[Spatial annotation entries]
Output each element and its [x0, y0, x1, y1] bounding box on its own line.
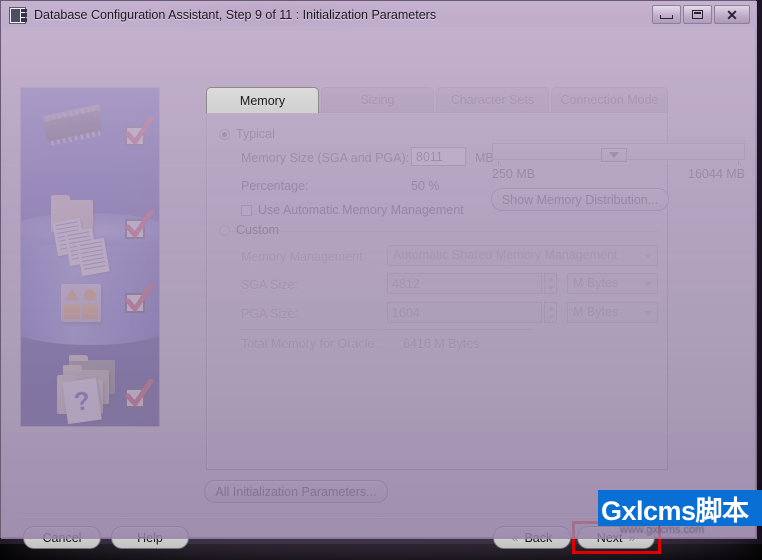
percentage-value: 50 %	[411, 179, 440, 193]
slider-min-label: 250 MB	[492, 167, 535, 181]
auto-memory-management-checkbox[interactable]	[241, 205, 252, 216]
total-memory-value: 6416 M Bytes	[403, 337, 479, 351]
maximize-button[interactable]	[683, 5, 712, 24]
watermark-banner: Gxlcms脚本	[598, 490, 762, 526]
memory-management-label: Memory Management	[241, 250, 363, 264]
red-check-icon	[124, 117, 154, 147]
title-bar[interactable]: Database Configuration Assistant, Step 9…	[2, 2, 756, 28]
minimize-icon	[660, 15, 673, 19]
document-icon	[76, 238, 109, 276]
pga-size-unit-select[interactable]: M Bytes	[567, 302, 658, 323]
red-check-icon	[124, 379, 154, 409]
chevron-left-icon: «	[512, 531, 519, 545]
application-window: Database Configuration Assistant, Step 9…	[0, 0, 756, 538]
memory-size-slider[interactable]: 250 MB 16044 MB	[492, 140, 745, 188]
tab-sizing[interactable]: Sizing	[321, 87, 434, 112]
slider-top-divider	[492, 140, 745, 141]
help-button[interactable]: Help	[111, 526, 189, 549]
pga-size-label: PGA Size:	[241, 307, 298, 321]
close-button[interactable]: ✕	[714, 5, 750, 24]
help-document-icon: ?	[62, 378, 102, 424]
checkmark-box-icon	[125, 388, 145, 408]
back-button-label: Back	[524, 531, 552, 545]
typical-radio-button[interactable]	[219, 129, 230, 140]
memory-management-value: Automatic Shared Memory Management	[393, 248, 617, 262]
shapes-tile-icon	[61, 284, 101, 322]
cancel-button[interactable]: Cancel	[23, 526, 101, 549]
pga-size-input[interactable]	[387, 302, 542, 323]
custom-radio-label: Custom	[236, 223, 279, 237]
auto-memory-management-label: Use Automatic Memory Management	[258, 203, 464, 217]
sga-size-stepper[interactable]	[544, 273, 557, 294]
stepper-down-icon	[548, 315, 554, 319]
watermark-subtext: www.gxlcms.com	[620, 524, 762, 540]
tab-strip: Memory Sizing Character Sets Connection …	[206, 87, 668, 112]
sga-size-unit-select[interactable]: M Bytes	[567, 273, 658, 294]
custom-radio-row[interactable]: Custom	[219, 223, 279, 237]
memory-chip-body-icon	[44, 110, 103, 141]
window-client-area: ?	[6, 29, 752, 533]
pga-size-stepper[interactable]	[544, 302, 557, 323]
typical-radio-label: Typical	[236, 127, 275, 141]
back-button[interactable]: « Back	[493, 526, 571, 549]
auto-memory-management-row[interactable]: Use Automatic Memory Management	[241, 203, 464, 217]
chevron-down-icon	[644, 282, 652, 287]
sga-size-unit-value: M Bytes	[573, 276, 618, 290]
sga-size-input[interactable]	[387, 273, 542, 294]
tab-label: Memory	[240, 94, 285, 108]
typical-radio-row[interactable]: Typical	[219, 127, 275, 141]
window-title: Database Configuration Assistant, Step 9…	[34, 8, 436, 22]
maximize-icon	[692, 10, 703, 19]
section-divider	[219, 231, 657, 232]
tab-character-sets[interactable]: Character Sets	[436, 87, 549, 112]
window-controls: ✕	[652, 5, 750, 24]
slider-track[interactable]	[492, 143, 745, 160]
tab-label: Sizing	[360, 93, 394, 107]
checkmark-box-icon	[125, 219, 145, 239]
pga-size-unit-value: M Bytes	[573, 305, 618, 319]
memory-management-select[interactable]: Automatic Shared Memory Management	[387, 245, 658, 266]
close-icon: ✕	[726, 8, 738, 22]
show-memory-distribution-button[interactable]: Show Memory Distribution...	[491, 188, 669, 211]
stepper-up-icon	[548, 306, 554, 310]
tab-connection-mode[interactable]: Connection Mode	[551, 87, 668, 112]
slider-max-label: 16044 MB	[688, 167, 745, 181]
checkmark-box-icon	[125, 293, 145, 313]
memory-size-input[interactable]	[411, 147, 466, 166]
tab-label: Connection Mode	[561, 93, 659, 107]
chevron-down-icon	[644, 311, 652, 316]
stepper-down-icon	[548, 286, 554, 290]
sga-size-label: SGA Size:	[241, 278, 298, 292]
database-icon	[9, 7, 26, 24]
all-initialization-parameters-button[interactable]: All Initialization Parameters...	[204, 480, 388, 503]
tab-memory[interactable]: Memory	[206, 87, 319, 113]
chevron-down-icon	[644, 254, 652, 259]
slider-thumb[interactable]	[601, 148, 627, 162]
memory-size-label: Memory Size (SGA and PGA):	[241, 151, 409, 165]
percentage-label: Percentage:	[241, 179, 308, 193]
total-memory-divider	[241, 329, 531, 330]
tab-label: Character Sets	[451, 93, 534, 107]
red-check-icon	[124, 284, 154, 314]
stepper-up-icon	[548, 277, 554, 281]
slider-bottom-divider	[492, 165, 745, 166]
custom-radio-button[interactable]	[219, 225, 230, 236]
checkmark-box-icon	[125, 126, 145, 146]
wizard-sidebar-image: ?	[21, 88, 159, 426]
minimize-button[interactable]	[652, 5, 681, 24]
red-check-icon	[124, 210, 154, 240]
memory-size-unit-label: MB	[475, 151, 494, 165]
total-memory-label: Total Memory for Oracle:	[241, 337, 378, 351]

WHAT TO PRODUCE — Can you print every line of the records above word for word, leaving out the pictures?

COMPLETE RESPONSE —
Output each element and its [x0, y0, x1, y1] bounding box on its own line.
percentage-value: 50 %	[411, 179, 440, 193]
slider-min-label: 250 MB	[492, 167, 535, 181]
auto-memory-management-checkbox[interactable]	[241, 205, 252, 216]
total-memory-value: 6416 M Bytes	[403, 337, 479, 351]
maximize-button[interactable]	[683, 5, 712, 24]
watermark-banner: Gxlcms脚本	[598, 490, 762, 526]
memory-management-label: Memory Management	[241, 250, 363, 264]
red-check-icon	[124, 117, 154, 147]
title-bar[interactable]: Database Configuration Assistant, Step 9…	[2, 2, 756, 28]
minimize-icon	[660, 15, 673, 19]
document-icon	[76, 238, 109, 276]
pga-size-unit-select[interactable]: M Bytes	[567, 302, 658, 323]
red-check-icon	[124, 379, 154, 409]
chevron-left-icon: «	[512, 531, 519, 545]
application-window: Database Configuration Assistant, Step 9…	[0, 0, 756, 538]
memory-size-slider[interactable]: 250 MB 16044 MB	[492, 140, 745, 188]
tab-sizing[interactable]: Sizing	[321, 87, 434, 112]
slider-top-divider	[492, 140, 745, 141]
help-button[interactable]: Help	[111, 526, 189, 549]
pga-size-label: PGA Size:	[241, 307, 298, 321]
close-button[interactable]: ✕	[714, 5, 750, 24]
help-document-icon: ?	[62, 378, 102, 424]
checkmark-box-icon	[125, 388, 145, 408]
back-button-label: Back	[524, 531, 552, 545]
typical-radio-button[interactable]	[219, 129, 230, 140]
memory-management-value: Automatic Shared Memory Management	[393, 248, 617, 262]
shapes-tile-icon	[61, 284, 101, 322]
cancel-button[interactable]: Cancel	[23, 526, 101, 549]
pga-size-input[interactable]	[387, 302, 542, 323]
custom-radio-label: Custom	[236, 223, 279, 237]
auto-memory-management-label: Use Automatic Memory Management	[258, 203, 464, 217]
sga-size-stepper[interactable]	[544, 273, 557, 294]
stepper-down-icon	[548, 315, 554, 319]
watermark-subtext: www.gxlcms.com	[620, 524, 762, 540]
tab-strip: Memory Sizing Character Sets Connection …	[206, 87, 668, 112]
sga-size-unit-select[interactable]: M Bytes	[567, 273, 658, 294]
custom-radio-row[interactable]: Custom	[219, 223, 279, 237]
memory-chip-body-icon	[44, 110, 103, 141]
window-client-area: ?	[6, 29, 752, 533]
pga-size-stepper[interactable]	[544, 302, 557, 323]
typical-radio-label: Typical	[236, 127, 275, 141]
back-button[interactable]: « Back	[493, 526, 571, 549]
auto-memory-management-row[interactable]: Use Automatic Memory Management	[241, 203, 464, 217]
chevron-down-icon	[644, 282, 652, 287]
sga-size-unit-value: M Bytes	[573, 276, 618, 290]
sga-size-input[interactable]	[387, 273, 542, 294]
tab-label: Memory	[240, 94, 285, 108]
typical-radio-row[interactable]: Typical	[219, 127, 275, 141]
window-title: Database Configuration Assistant, Step 9…	[34, 8, 436, 22]
maximize-icon	[692, 10, 703, 19]
section-divider	[219, 231, 657, 232]
tab-character-sets[interactable]: Character Sets	[436, 87, 549, 112]
window-controls: ✕	[652, 5, 750, 24]
slider-track[interactable]	[492, 143, 745, 160]
tab-label: Sizing	[360, 93, 394, 107]
checkmark-box-icon	[125, 219, 145, 239]
pga-size-unit-value: M Bytes	[573, 305, 618, 319]
memory-management-select[interactable]: Automatic Shared Memory Management	[387, 245, 658, 266]
close-icon: ✕	[726, 8, 738, 22]
show-memory-distribution-button[interactable]: Show Memory Distribution...	[491, 188, 669, 211]
stepper-up-icon	[548, 306, 554, 310]
tab-connection-mode[interactable]: Connection Mode	[551, 87, 668, 112]
slider-max-label: 16044 MB	[688, 167, 745, 181]
checkmark-box-icon	[125, 293, 145, 313]
memory-size-input[interactable]	[411, 147, 466, 166]
tab-label: Connection Mode	[561, 93, 659, 107]
chevron-down-icon	[644, 311, 652, 316]
stepper-down-icon	[548, 286, 554, 290]
sga-size-label: SGA Size:	[241, 278, 298, 292]
database-icon	[9, 7, 26, 24]
all-initialization-parameters-button[interactable]: All Initialization Parameters...	[204, 480, 388, 503]
tab-memory[interactable]: Memory	[206, 87, 319, 113]
chevron-down-icon	[644, 254, 652, 259]
slider-thumb[interactable]	[601, 148, 627, 162]
memory-size-label: Memory Size (SGA and PGA):	[241, 151, 409, 165]
percentage-label: Percentage:	[241, 179, 308, 193]
total-memory-divider	[241, 329, 531, 330]
tab-label: Character Sets	[451, 93, 534, 107]
red-check-icon	[124, 284, 154, 314]
stepper-up-icon	[548, 277, 554, 281]
slider-bottom-divider	[492, 165, 745, 166]
custom-radio-button[interactable]	[219, 225, 230, 236]
checkmark-box-icon	[125, 126, 145, 146]
wizard-sidebar-image: ?	[21, 88, 159, 426]
minimize-button[interactable]	[652, 5, 681, 24]
red-check-icon	[124, 210, 154, 240]
memory-size-unit-label: MB	[475, 151, 494, 165]
total-memory-label: Total Memory for Oracle:	[241, 337, 378, 351]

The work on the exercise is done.